▸ **What you will do**
Within the data that follows, how many lines carry the string "JSON"? Give the number alone.
--- start Source material ---
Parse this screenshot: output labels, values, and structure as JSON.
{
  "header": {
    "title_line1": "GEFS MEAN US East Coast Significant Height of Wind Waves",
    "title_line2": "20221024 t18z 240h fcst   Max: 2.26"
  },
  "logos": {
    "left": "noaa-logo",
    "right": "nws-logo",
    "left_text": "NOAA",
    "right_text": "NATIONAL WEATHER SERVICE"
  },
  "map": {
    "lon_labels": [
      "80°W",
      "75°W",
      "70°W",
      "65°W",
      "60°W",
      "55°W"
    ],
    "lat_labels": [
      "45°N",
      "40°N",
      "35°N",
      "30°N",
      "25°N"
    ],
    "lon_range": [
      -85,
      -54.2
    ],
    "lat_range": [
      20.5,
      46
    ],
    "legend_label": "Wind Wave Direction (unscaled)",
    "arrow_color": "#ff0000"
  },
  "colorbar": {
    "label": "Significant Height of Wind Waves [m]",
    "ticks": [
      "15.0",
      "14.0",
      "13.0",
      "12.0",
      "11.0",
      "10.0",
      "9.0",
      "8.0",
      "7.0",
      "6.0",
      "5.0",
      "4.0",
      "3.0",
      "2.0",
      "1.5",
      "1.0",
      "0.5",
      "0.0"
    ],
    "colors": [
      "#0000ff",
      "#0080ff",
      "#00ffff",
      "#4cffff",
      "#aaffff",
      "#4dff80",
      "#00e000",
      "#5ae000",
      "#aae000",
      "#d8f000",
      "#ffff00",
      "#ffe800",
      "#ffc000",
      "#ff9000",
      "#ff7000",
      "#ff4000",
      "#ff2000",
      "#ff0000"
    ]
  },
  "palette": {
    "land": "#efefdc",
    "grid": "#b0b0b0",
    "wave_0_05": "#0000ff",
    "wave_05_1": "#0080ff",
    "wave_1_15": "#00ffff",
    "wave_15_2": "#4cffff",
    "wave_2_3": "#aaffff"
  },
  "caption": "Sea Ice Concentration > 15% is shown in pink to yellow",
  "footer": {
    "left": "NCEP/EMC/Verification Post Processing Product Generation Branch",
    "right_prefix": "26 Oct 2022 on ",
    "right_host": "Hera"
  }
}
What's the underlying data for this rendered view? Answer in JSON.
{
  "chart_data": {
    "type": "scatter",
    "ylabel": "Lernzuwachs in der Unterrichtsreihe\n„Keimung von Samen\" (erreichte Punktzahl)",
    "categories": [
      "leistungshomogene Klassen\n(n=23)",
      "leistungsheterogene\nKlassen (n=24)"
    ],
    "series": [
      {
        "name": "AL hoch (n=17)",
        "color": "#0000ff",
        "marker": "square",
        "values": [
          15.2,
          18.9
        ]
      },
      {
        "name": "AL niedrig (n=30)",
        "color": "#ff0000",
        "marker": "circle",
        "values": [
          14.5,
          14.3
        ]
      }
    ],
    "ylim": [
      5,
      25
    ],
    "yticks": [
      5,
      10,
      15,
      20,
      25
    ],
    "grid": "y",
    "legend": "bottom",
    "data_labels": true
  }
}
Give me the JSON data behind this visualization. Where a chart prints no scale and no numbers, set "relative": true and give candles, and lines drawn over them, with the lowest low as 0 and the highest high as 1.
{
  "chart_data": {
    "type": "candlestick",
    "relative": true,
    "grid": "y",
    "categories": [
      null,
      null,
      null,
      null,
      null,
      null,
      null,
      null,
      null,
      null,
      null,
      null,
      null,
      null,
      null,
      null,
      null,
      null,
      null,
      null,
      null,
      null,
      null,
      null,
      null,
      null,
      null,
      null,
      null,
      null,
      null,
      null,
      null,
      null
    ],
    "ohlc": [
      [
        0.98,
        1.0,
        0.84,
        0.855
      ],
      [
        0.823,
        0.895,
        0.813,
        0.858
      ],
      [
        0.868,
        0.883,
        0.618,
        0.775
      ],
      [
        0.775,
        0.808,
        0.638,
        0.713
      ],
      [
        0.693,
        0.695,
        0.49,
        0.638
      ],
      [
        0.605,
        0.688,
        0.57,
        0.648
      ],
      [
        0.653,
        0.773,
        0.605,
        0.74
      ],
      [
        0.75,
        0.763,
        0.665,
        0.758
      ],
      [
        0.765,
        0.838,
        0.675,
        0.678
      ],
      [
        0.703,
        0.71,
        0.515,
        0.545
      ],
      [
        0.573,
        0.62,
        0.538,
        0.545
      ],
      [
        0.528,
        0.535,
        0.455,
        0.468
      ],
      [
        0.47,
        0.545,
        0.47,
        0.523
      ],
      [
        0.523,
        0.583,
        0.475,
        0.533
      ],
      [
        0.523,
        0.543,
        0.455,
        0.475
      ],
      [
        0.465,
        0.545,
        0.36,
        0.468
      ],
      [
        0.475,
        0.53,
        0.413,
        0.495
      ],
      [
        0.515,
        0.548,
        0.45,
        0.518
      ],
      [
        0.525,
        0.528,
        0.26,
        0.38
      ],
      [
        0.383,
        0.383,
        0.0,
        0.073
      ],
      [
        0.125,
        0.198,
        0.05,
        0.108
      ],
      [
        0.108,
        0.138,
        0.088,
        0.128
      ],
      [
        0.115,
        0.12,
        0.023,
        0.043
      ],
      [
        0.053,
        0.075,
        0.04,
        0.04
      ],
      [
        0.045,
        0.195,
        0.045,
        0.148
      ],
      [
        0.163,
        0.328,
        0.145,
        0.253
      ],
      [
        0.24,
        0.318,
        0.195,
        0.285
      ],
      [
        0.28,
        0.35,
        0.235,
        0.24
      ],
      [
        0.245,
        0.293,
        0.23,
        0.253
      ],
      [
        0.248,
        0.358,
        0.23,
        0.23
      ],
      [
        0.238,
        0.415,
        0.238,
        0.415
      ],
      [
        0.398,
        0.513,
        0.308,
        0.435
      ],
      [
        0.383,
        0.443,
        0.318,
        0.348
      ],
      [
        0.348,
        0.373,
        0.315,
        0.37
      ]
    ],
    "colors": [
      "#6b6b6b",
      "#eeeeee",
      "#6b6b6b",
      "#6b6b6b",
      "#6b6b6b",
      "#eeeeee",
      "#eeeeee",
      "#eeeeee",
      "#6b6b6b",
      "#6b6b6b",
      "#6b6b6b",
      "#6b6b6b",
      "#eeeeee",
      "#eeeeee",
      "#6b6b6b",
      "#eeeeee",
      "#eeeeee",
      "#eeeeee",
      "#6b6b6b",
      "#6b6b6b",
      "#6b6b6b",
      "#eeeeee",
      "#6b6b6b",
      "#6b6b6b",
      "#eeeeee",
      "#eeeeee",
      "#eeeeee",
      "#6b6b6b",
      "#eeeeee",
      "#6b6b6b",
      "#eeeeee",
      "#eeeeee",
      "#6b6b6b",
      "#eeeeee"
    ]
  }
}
--- end Source material ---
▸ **Exercise response**
3